>> begin

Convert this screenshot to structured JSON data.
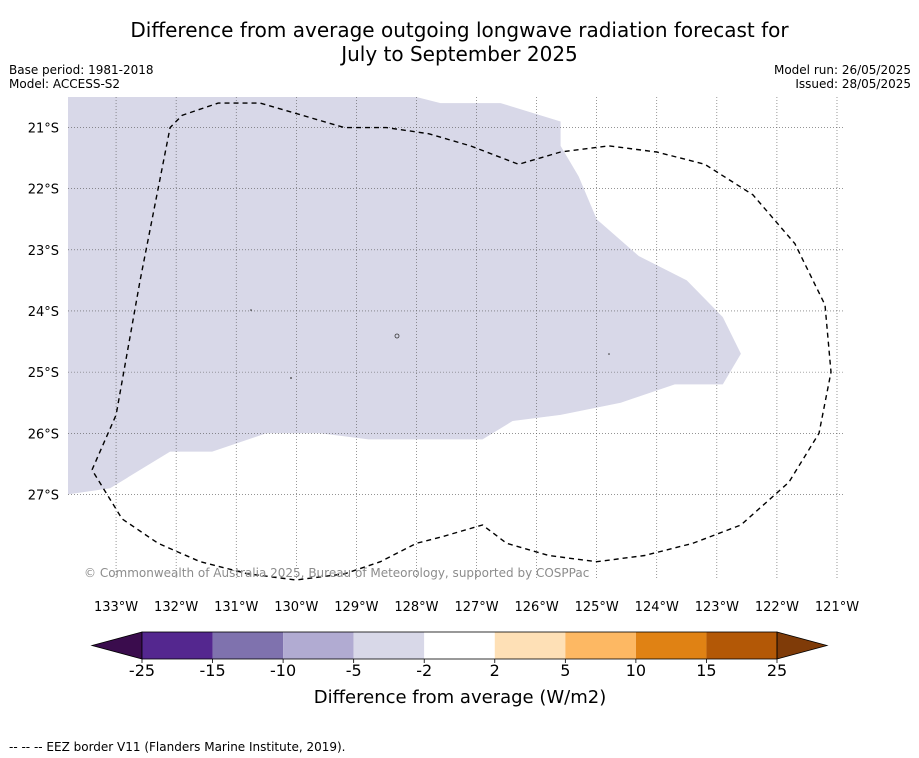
{
  "title": {
    "line1": "Difference from average outgoing longwave radiation forecast for",
    "line2": "July to September 2025"
  },
  "meta_left": {
    "base_period": "Base period: 1981-2018",
    "model": "Model: ACCESS-S2"
  },
  "meta_right": {
    "model_run": "Model run: 26/05/2025",
    "issued": "Issued: 28/05/2025"
  },
  "map": {
    "lon_range": [
      -133.8,
      -120.9
    ],
    "lat_range": [
      -28.4,
      -20.5
    ],
    "lon_ticks": [
      {
        "lon": -133,
        "label": "133°W"
      },
      {
        "lon": -132,
        "label": "132°W"
      },
      {
        "lon": -131,
        "label": "131°W"
      },
      {
        "lon": -130,
        "label": "130°W"
      },
      {
        "lon": -129,
        "label": "129°W"
      },
      {
        "lon": -128,
        "label": "128°W"
      },
      {
        "lon": -127,
        "label": "127°W"
      },
      {
        "lon": -126,
        "label": "126°W"
      },
      {
        "lon": -125,
        "label": "125°W"
      },
      {
        "lon": -124,
        "label": "124°W"
      },
      {
        "lon": -123,
        "label": "123°W"
      },
      {
        "lon": -122,
        "label": "122°W"
      },
      {
        "lon": -121,
        "label": "121°W"
      }
    ],
    "lat_ticks": [
      {
        "lat": -21,
        "label": "21°S"
      },
      {
        "lat": -22,
        "label": "22°S"
      },
      {
        "lat": -23,
        "label": "23°S"
      },
      {
        "lat": -24,
        "label": "24°S"
      },
      {
        "lat": -25,
        "label": "25°S"
      },
      {
        "lat": -26,
        "label": "26°S"
      },
      {
        "lat": -27,
        "label": "27°S"
      }
    ],
    "anomaly_region": {
      "category": "-5 to -2",
      "color": "#d8d8e8",
      "polygon": [
        [
          -133.8,
          -20.5
        ],
        [
          -128.0,
          -20.5
        ],
        [
          -127.6,
          -20.6
        ],
        [
          -126.6,
          -20.6
        ],
        [
          -125.6,
          -20.9
        ],
        [
          -125.6,
          -21.3
        ],
        [
          -125.3,
          -21.8
        ],
        [
          -125.0,
          -22.5
        ],
        [
          -124.3,
          -23.1
        ],
        [
          -123.5,
          -23.5
        ],
        [
          -122.9,
          -24.1
        ],
        [
          -122.6,
          -24.7
        ],
        [
          -122.9,
          -25.2
        ],
        [
          -123.7,
          -25.2
        ],
        [
          -124.6,
          -25.5
        ],
        [
          -125.6,
          -25.7
        ],
        [
          -126.4,
          -25.8
        ],
        [
          -126.9,
          -26.1
        ],
        [
          -127.6,
          -26.1
        ],
        [
          -128.8,
          -26.1
        ],
        [
          -129.6,
          -26.0
        ],
        [
          -130.5,
          -26.0
        ],
        [
          -131.4,
          -26.3
        ],
        [
          -132.1,
          -26.3
        ],
        [
          -132.6,
          -26.6
        ],
        [
          -133.1,
          -26.9
        ],
        [
          -133.8,
          -27.0
        ]
      ]
    },
    "eez_border": [
      [
        -133.4,
        -26.6
      ],
      [
        -133.0,
        -25.7
      ],
      [
        -132.6,
        -23.5
      ],
      [
        -132.1,
        -21.0
      ],
      [
        -131.9,
        -20.8
      ],
      [
        -131.3,
        -20.6
      ],
      [
        -130.6,
        -20.6
      ],
      [
        -129.9,
        -20.8
      ],
      [
        -129.2,
        -21.0
      ],
      [
        -128.5,
        -21.0
      ],
      [
        -127.8,
        -21.1
      ],
      [
        -127.1,
        -21.3
      ],
      [
        -126.3,
        -21.6
      ],
      [
        -125.6,
        -21.4
      ],
      [
        -124.8,
        -21.3
      ],
      [
        -124.0,
        -21.4
      ],
      [
        -123.2,
        -21.6
      ],
      [
        -122.4,
        -22.1
      ],
      [
        -121.7,
        -22.9
      ],
      [
        -121.2,
        -23.9
      ],
      [
        -121.1,
        -25.0
      ],
      [
        -121.3,
        -26.0
      ],
      [
        -121.8,
        -26.8
      ],
      [
        -122.6,
        -27.5
      ],
      [
        -123.4,
        -27.8
      ],
      [
        -124.2,
        -28.0
      ],
      [
        -125.0,
        -28.1
      ],
      [
        -125.8,
        -28.0
      ],
      [
        -126.5,
        -27.8
      ],
      [
        -126.9,
        -27.5
      ],
      [
        -127.6,
        -27.7
      ],
      [
        -128.0,
        -27.8
      ],
      [
        -128.6,
        -28.1
      ],
      [
        -129.2,
        -28.3
      ],
      [
        -130.0,
        -28.4
      ],
      [
        -130.8,
        -28.3
      ],
      [
        -131.6,
        -28.1
      ],
      [
        -132.3,
        -27.8
      ],
      [
        -132.9,
        -27.4
      ],
      [
        -133.4,
        -26.6
      ]
    ],
    "copyright": "© Commonwealth of Australia 2025, Bureau of Meteorology, supported by COSPPac"
  },
  "colorbar": {
    "label": "Difference from average (W/m2)",
    "colors": [
      "#3a0c4d",
      "#54278f",
      "#7f72ae",
      "#b1abd2",
      "#d8d8e8",
      "#ffffff",
      "#fee0b6",
      "#fdb863",
      "#e08214",
      "#b35806",
      "#7f3b08"
    ],
    "ticks": [
      "-25",
      "-15",
      "-10",
      "-5",
      "-2",
      "2",
      "5",
      "10",
      "15",
      "25"
    ]
  },
  "footer": "--  --  -- EEZ border V11 (Flanders Marine Institute, 2019)."
}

>> end

# [DIRECTIVE]
Repeat the material exactly as it reads, without any of its pictures.

# [PROBLEM SOLUTION]
Convert this screenshot to structured JSON data.
{
  "title": {
    "line1": "Difference from average outgoing longwave radiation forecast for",
    "line2": "July to September 2025"
  },
  "meta_left": {
    "base_period": "Base period: 1981-2018",
    "model": "Model: ACCESS-S2"
  },
  "meta_right": {
    "model_run": "Model run: 26/05/2025",
    "issued": "Issued: 28/05/2025"
  },
  "map": {
    "lon_range": [
      -133.8,
      -120.9
    ],
    "lat_range": [
      -28.4,
      -20.5
    ],
    "lon_ticks": [
      {
        "lon": -133,
        "label": "133°W"
      },
      {
        "lon": -132,
        "label": "132°W"
      },
      {
        "lon": -131,
        "label": "131°W"
      },
      {
        "lon": -130,
        "label": "130°W"
      },
      {
        "lon": -129,
        "label": "129°W"
      },
      {
        "lon": -128,
        "label": "128°W"
      },
      {
        "lon": -127,
        "label": "127°W"
      },
      {
        "lon": -126,
        "label": "126°W"
      },
      {
        "lon": -125,
        "label": "125°W"
      },
      {
        "lon": -124,
        "label": "124°W"
      },
      {
        "lon": -123,
        "label": "123°W"
      },
      {
        "lon": -122,
        "label": "122°W"
      },
      {
        "lon": -121,
        "label": "121°W"
      }
    ],
    "lat_ticks": [
      {
        "lat": -21,
        "label": "21°S"
      },
      {
        "lat": -22,
        "label": "22°S"
      },
      {
        "lat": -23,
        "label": "23°S"
      },
      {
        "lat": -24,
        "label": "24°S"
      },
      {
        "lat": -25,
        "label": "25°S"
      },
      {
        "lat": -26,
        "label": "26°S"
      },
      {
        "lat": -27,
        "label": "27°S"
      }
    ],
    "anomaly_region": {
      "category": "-5 to -2",
      "color": "#d8d8e8",
      "polygon": [
        [
          -133.8,
          -20.5
        ],
        [
          -128.0,
          -20.5
        ],
        [
          -127.6,
          -20.6
        ],
        [
          -126.6,
          -20.6
        ],
        [
          -125.6,
          -20.9
        ],
        [
          -125.6,
          -21.3
        ],
        [
          -125.3,
          -21.8
        ],
        [
          -125.0,
          -22.5
        ],
        [
          -124.3,
          -23.1
        ],
        [
          -123.5,
          -23.5
        ],
        [
          -122.9,
          -24.1
        ],
        [
          -122.6,
          -24.7
        ],
        [
          -122.9,
          -25.2
        ],
        [
          -123.7,
          -25.2
        ],
        [
          -124.6,
          -25.5
        ],
        [
          -125.6,
          -25.7
        ],
        [
          -126.4,
          -25.8
        ],
        [
          -126.9,
          -26.1
        ],
        [
          -127.6,
          -26.1
        ],
        [
          -128.8,
          -26.1
        ],
        [
          -129.6,
          -26.0
        ],
        [
          -130.5,
          -26.0
        ],
        [
          -131.4,
          -26.3
        ],
        [
          -132.1,
          -26.3
        ],
        [
          -132.6,
          -26.6
        ],
        [
          -133.1,
          -26.9
        ],
        [
          -133.8,
          -27.0
        ]
      ]
    },
    "eez_border": [
      [
        -133.4,
        -26.6
      ],
      [
        -133.0,
        -25.7
      ],
      [
        -132.6,
        -23.5
      ],
      [
        -132.1,
        -21.0
      ],
      [
        -131.9,
        -20.8
      ],
      [
        -131.3,
        -20.6
      ],
      [
        -130.6,
        -20.6
      ],
      [
        -129.9,
        -20.8
      ],
      [
        -129.2,
        -21.0
      ],
      [
        -128.5,
        -21.0
      ],
      [
        -127.8,
        -21.1
      ],
      [
        -127.1,
        -21.3
      ],
      [
        -126.3,
        -21.6
      ],
      [
        -125.6,
        -21.4
      ],
      [
        -124.8,
        -21.3
      ],
      [
        -124.0,
        -21.4
      ],
      [
        -123.2,
        -21.6
      ],
      [
        -122.4,
        -22.1
      ],
      [
        -121.7,
        -22.9
      ],
      [
        -121.2,
        -23.9
      ],
      [
        -121.1,
        -25.0
      ],
      [
        -121.3,
        -26.0
      ],
      [
        -121.8,
        -26.8
      ],
      [
        -122.6,
        -27.5
      ],
      [
        -123.4,
        -27.8
      ],
      [
        -124.2,
        -28.0
      ],
      [
        -125.0,
        -28.1
      ],
      [
        -125.8,
        -28.0
      ],
      [
        -126.5,
        -27.8
      ],
      [
        -126.9,
        -27.5
      ],
      [
        -127.6,
        -27.7
      ],
      [
        -128.0,
        -27.8
      ],
      [
        -128.6,
        -28.1
      ],
      [
        -129.2,
        -28.3
      ],
      [
        -130.0,
        -28.4
      ],
      [
        -130.8,
        -28.3
      ],
      [
        -131.6,
        -28.1
      ],
      [
        -132.3,
        -27.8
      ],
      [
        -132.9,
        -27.4
      ],
      [
        -133.4,
        -26.6
      ]
    ],
    "copyright": "© Commonwealth of Australia 2025, Bureau of Meteorology, supported by COSPPac"
  },
  "colorbar": {
    "label": "Difference from average (W/m2)",
    "colors": [
      "#3a0c4d",
      "#54278f",
      "#7f72ae",
      "#b1abd2",
      "#d8d8e8",
      "#ffffff",
      "#fee0b6",
      "#fdb863",
      "#e08214",
      "#b35806",
      "#7f3b08"
    ],
    "ticks": [
      "-25",
      "-15",
      "-10",
      "-5",
      "-2",
      "2",
      "5",
      "10",
      "15",
      "25"
    ]
  },
  "footer": "--  --  -- EEZ border V11 (Flanders Marine Institute, 2019)."
}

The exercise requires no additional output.